What the task asks
Repeat each entry exactly and drop the pictures.

[Records excerpted from a collection]
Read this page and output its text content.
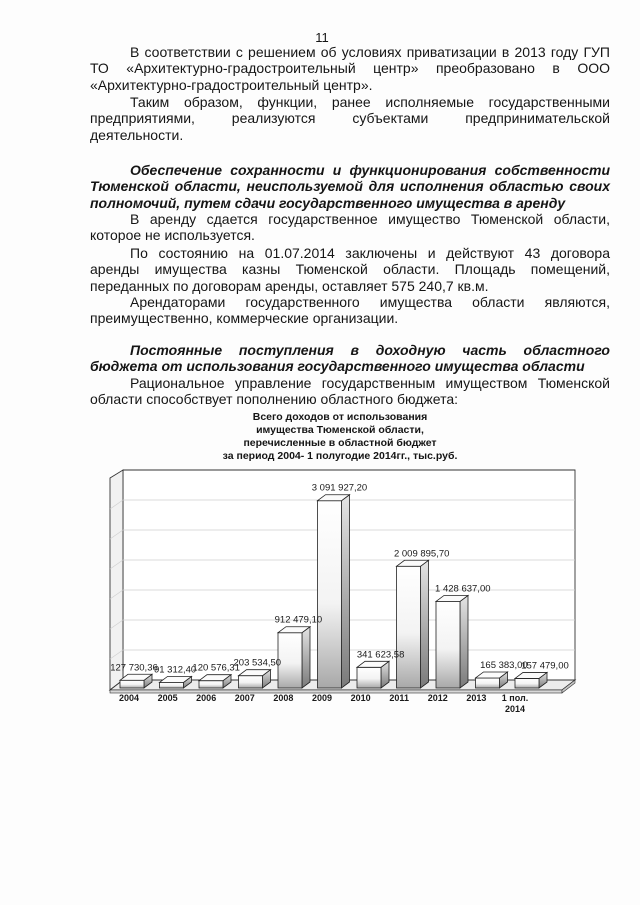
11
В соответствии с решением об условиях приватизации в 2013 году ГУП
ТО «Архитектурно-градостроительный центр» преобразовано в ООО
«Архитектурно-градостроительный центр».
Таким образом, функции, ранее исполняемые государственными
предприятиями, реализуются субъектами предпринимательской
деятельности.
Обеспечение сохранности и функционирования собственности
Тюменской области, неиспользуемой для исполнения областью своих
полномочий, путем сдачи государственного имущества в аренду
В аренду сдается государственное имущество Тюменской области,
которое не используется.
По состоянию на 01.07.2014 заключены и действуют 43 договора
аренды имущества казны Тюменской области. Площадь помещений,
переданных по договорам аренды, оставляет 575 240,7 кв.м.
Арендаторами государственного имущества области являются,
преимущественно, коммерческие организации.
Постоянные поступления в доходную часть областного
бюджета от использования государственного имущества области
Рациональное управление государственным имуществом Тюменской
области способствует пополнению областного бюджета:
Всего доходов от использования
имущества Тюменской области,
перечисленные в областной бюджет
за период 2004- 1 полугодие 2014гг., тыс.руб.
127 730,36
91 312,40
120 576,31
203 534,50
912 479,10
3 091 927,20
341 623,58
2 009 895,70
1 428 637,00
165 383,00
157 479,00
2004 2005 2006 2007 2008 2009 2010 2011 2012 2013 1 пол. 2014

Problem solution
Read this page and output its text content.
11
В соответствии с решением об условиях приватизации в 2013 году ГУП
ТО «Архитектурно-градостроительный центр» преобразовано в ООО
«Архитектурно-градостроительный центр».
Таким образом, функции, ранее исполняемые государственными
предприятиями, реализуются субъектами предпринимательской
деятельности.
Обеспечение сохранности и функционирования собственности
Тюменской области, неиспользуемой для исполнения областью своих
полномочий, путем сдачи государственного имущества в аренду
В аренду сдается государственное имущество Тюменской области,
которое не используется.
По состоянию на 01.07.2014 заключены и действуют 43 договора
аренды имущества казны Тюменской области. Площадь помещений,
переданных по договорам аренды, оставляет 575 240,7 кв.м.
Арендаторами государственного имущества области являются,
преимущественно, коммерческие организации.
Постоянные поступления в доходную часть областного
бюджета от использования государственного имущества области
Рациональное управление государственным имуществом Тюменской
области способствует пополнению областного бюджета:
Всего доходов от использования
имущества Тюменской области,
перечисленные в областной бюджет
за период 2004- 1 полугодие 2014гг., тыс.руб.
127 730,36
91 312,40
120 576,31
203 534,50
912 479,10
3 091 927,20
341 623,58
2 009 895,70
1 428 637,00
165 383,00
157 479,00
2004 2005 2006 2007 2008 2009 2010 2011 2012 2013 1 пол. 2014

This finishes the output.